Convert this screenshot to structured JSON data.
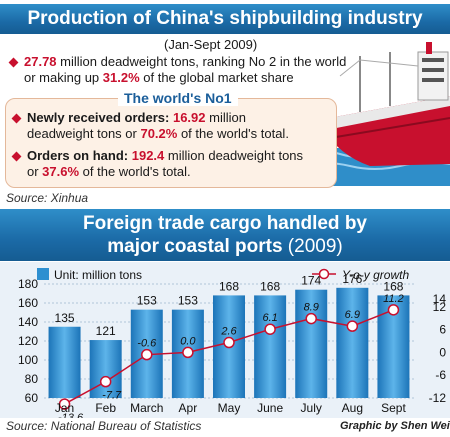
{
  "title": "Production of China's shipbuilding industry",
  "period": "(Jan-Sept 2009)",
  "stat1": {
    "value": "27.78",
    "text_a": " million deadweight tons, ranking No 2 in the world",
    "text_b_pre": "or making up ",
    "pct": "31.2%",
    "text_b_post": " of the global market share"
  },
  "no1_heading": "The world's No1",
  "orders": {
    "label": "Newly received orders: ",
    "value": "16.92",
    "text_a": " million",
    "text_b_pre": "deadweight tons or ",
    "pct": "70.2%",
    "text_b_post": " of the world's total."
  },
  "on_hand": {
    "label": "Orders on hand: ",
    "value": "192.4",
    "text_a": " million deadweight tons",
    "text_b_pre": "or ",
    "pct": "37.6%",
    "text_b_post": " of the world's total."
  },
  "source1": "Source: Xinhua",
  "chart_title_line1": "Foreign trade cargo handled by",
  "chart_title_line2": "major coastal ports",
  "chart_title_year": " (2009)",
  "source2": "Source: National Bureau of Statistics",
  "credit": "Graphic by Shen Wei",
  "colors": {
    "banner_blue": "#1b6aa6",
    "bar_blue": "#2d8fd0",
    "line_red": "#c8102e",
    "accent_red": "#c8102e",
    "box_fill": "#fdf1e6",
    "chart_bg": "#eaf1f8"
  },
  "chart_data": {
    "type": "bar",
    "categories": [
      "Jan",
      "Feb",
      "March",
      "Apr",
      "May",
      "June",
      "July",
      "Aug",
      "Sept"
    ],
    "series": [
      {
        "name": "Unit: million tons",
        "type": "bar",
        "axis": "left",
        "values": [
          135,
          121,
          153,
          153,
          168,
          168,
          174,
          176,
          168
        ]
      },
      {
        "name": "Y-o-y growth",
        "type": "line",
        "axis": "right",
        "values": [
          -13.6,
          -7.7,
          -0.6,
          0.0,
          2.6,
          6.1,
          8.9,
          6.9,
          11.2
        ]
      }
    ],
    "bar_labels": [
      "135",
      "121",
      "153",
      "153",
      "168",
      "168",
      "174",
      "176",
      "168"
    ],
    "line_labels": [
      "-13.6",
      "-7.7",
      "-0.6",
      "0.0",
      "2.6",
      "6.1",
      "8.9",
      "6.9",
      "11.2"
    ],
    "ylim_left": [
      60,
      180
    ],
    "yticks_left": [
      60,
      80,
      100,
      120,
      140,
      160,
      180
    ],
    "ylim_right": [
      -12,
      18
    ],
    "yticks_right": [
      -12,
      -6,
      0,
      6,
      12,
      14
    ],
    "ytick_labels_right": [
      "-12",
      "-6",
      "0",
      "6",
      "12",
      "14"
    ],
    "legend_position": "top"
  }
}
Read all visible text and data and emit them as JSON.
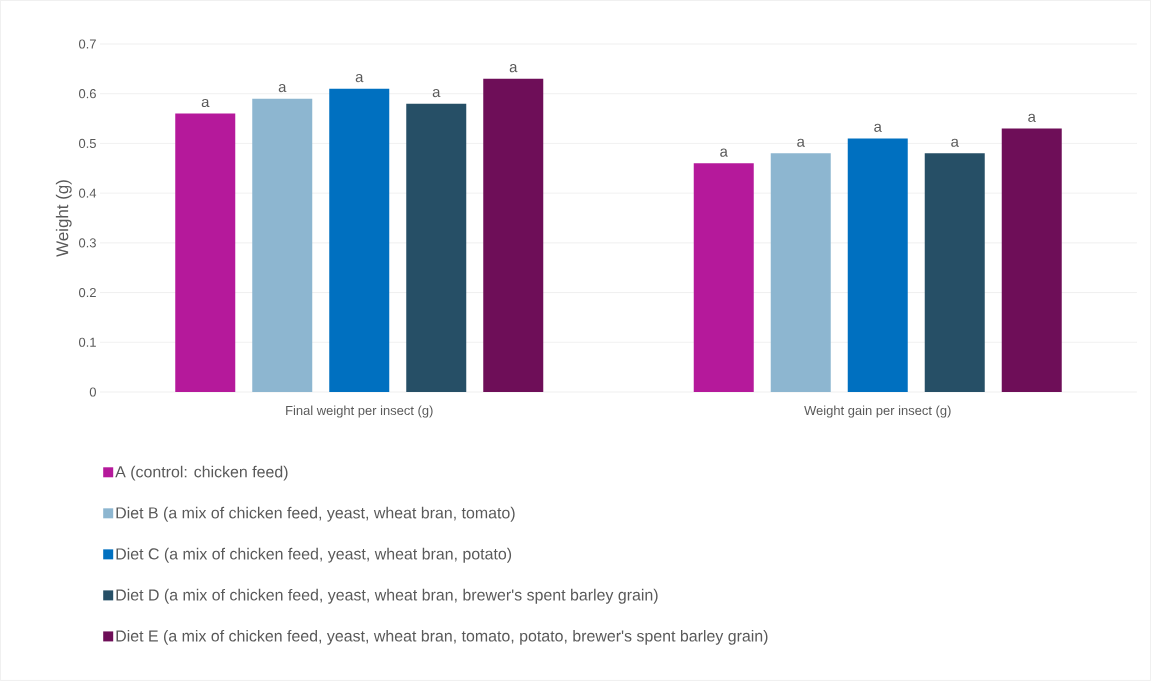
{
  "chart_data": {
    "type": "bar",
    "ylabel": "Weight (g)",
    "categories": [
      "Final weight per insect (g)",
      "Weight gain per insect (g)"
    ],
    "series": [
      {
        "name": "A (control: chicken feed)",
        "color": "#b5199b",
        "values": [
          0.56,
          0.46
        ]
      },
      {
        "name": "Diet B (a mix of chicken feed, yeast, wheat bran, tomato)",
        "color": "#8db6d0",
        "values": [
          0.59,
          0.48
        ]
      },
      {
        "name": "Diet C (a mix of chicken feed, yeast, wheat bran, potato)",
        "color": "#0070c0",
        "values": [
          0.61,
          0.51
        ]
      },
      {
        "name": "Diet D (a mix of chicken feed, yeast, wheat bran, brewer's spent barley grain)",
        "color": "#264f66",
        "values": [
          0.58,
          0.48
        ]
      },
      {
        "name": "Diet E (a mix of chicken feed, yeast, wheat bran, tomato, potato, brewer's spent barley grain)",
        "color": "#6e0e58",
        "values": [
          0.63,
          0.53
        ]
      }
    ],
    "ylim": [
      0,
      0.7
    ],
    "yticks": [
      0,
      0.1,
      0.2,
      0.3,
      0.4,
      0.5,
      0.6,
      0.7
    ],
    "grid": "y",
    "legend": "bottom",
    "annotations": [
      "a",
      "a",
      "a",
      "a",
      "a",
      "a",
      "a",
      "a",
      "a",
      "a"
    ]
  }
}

TASK PROMPT →
Return the full material word for word. Do not include the pictures.

THE REPLY →
Convert this screenshot to structured JSON data.
{
  "title": "Production of China's shipbuilding industry",
  "period": "(Jan-Sept 2009)",
  "stat1": {
    "value": "27.78",
    "text_a": " million deadweight tons, ranking No 2 in the world",
    "text_b_pre": "or making up ",
    "pct": "31.2%",
    "text_b_post": " of the global market share"
  },
  "no1_heading": "The world's No1",
  "orders": {
    "label": "Newly received orders: ",
    "value": "16.92",
    "text_a": " million",
    "text_b_pre": "deadweight tons or ",
    "pct": "70.2%",
    "text_b_post": " of the world's total."
  },
  "on_hand": {
    "label": "Orders on hand: ",
    "value": "192.4",
    "text_a": " million deadweight tons",
    "text_b_pre": "or ",
    "pct": "37.6%",
    "text_b_post": " of the world's total."
  },
  "source1": "Source: Xinhua",
  "chart_title_line1": "Foreign trade cargo handled by",
  "chart_title_line2": "major coastal ports",
  "chart_title_year": " (2009)",
  "source2": "Source: National Bureau of Statistics",
  "credit": "Graphic by Shen Wei",
  "colors": {
    "banner_blue": "#1b6aa6",
    "bar_blue": "#2d8fd0",
    "line_red": "#c8102e",
    "accent_red": "#c8102e",
    "box_fill": "#fdf1e6",
    "chart_bg": "#eaf1f8"
  },
  "chart_data": {
    "type": "bar",
    "categories": [
      "Jan",
      "Feb",
      "March",
      "Apr",
      "May",
      "June",
      "July",
      "Aug",
      "Sept"
    ],
    "series": [
      {
        "name": "Unit: million tons",
        "type": "bar",
        "axis": "left",
        "values": [
          135,
          121,
          153,
          153,
          168,
          168,
          174,
          176,
          168
        ]
      },
      {
        "name": "Y-o-y growth",
        "type": "line",
        "axis": "right",
        "values": [
          -13.6,
          -7.7,
          -0.6,
          0.0,
          2.6,
          6.1,
          8.9,
          6.9,
          11.2
        ]
      }
    ],
    "bar_labels": [
      "135",
      "121",
      "153",
      "153",
      "168",
      "168",
      "174",
      "176",
      "168"
    ],
    "line_labels": [
      "-13.6",
      "-7.7",
      "-0.6",
      "0.0",
      "2.6",
      "6.1",
      "8.9",
      "6.9",
      "11.2"
    ],
    "ylim_left": [
      60,
      180
    ],
    "yticks_left": [
      60,
      80,
      100,
      120,
      140,
      160,
      180
    ],
    "ylim_right": [
      -12,
      18
    ],
    "yticks_right": [
      -12,
      -6,
      0,
      6,
      12,
      14
    ],
    "ytick_labels_right": [
      "-12",
      "-6",
      "0",
      "6",
      "12",
      "14"
    ],
    "legend_position": "top"
  }
}
Read all visible text and data and emit them as JSON.
{
  "chart_data": {
    "type": "bar",
    "ylabel": "Weight (g)",
    "categories": [
      "Final weight per insect (g)",
      "Weight gain per insect (g)"
    ],
    "series": [
      {
        "name": "A (control: chicken feed)",
        "color": "#b5199b",
        "values": [
          0.56,
          0.46
        ]
      },
      {
        "name": "Diet B (a mix of chicken feed, yeast, wheat bran, tomato)",
        "color": "#8db6d0",
        "values": [
          0.59,
          0.48
        ]
      },
      {
        "name": "Diet C (a mix of chicken feed, yeast, wheat bran, potato)",
        "color": "#0070c0",
        "values": [
          0.61,
          0.51
        ]
      },
      {
        "name": "Diet D (a mix of chicken feed, yeast, wheat bran, brewer's spent barley grain)",
        "color": "#264f66",
        "values": [
          0.58,
          0.48
        ]
      },
      {
        "name": "Diet E (a mix of chicken feed, yeast, wheat bran, tomato, potato, brewer's spent barley grain)",
        "color": "#6e0e58",
        "values": [
          0.63,
          0.53
        ]
      }
    ],
    "ylim": [
      0,
      0.7
    ],
    "yticks": [
      0,
      0.1,
      0.2,
      0.3,
      0.4,
      0.5,
      0.6,
      0.7
    ],
    "grid": "y",
    "legend": "bottom",
    "annotations": [
      "a",
      "a",
      "a",
      "a",
      "a",
      "a",
      "a",
      "a",
      "a",
      "a"
    ]
  }
}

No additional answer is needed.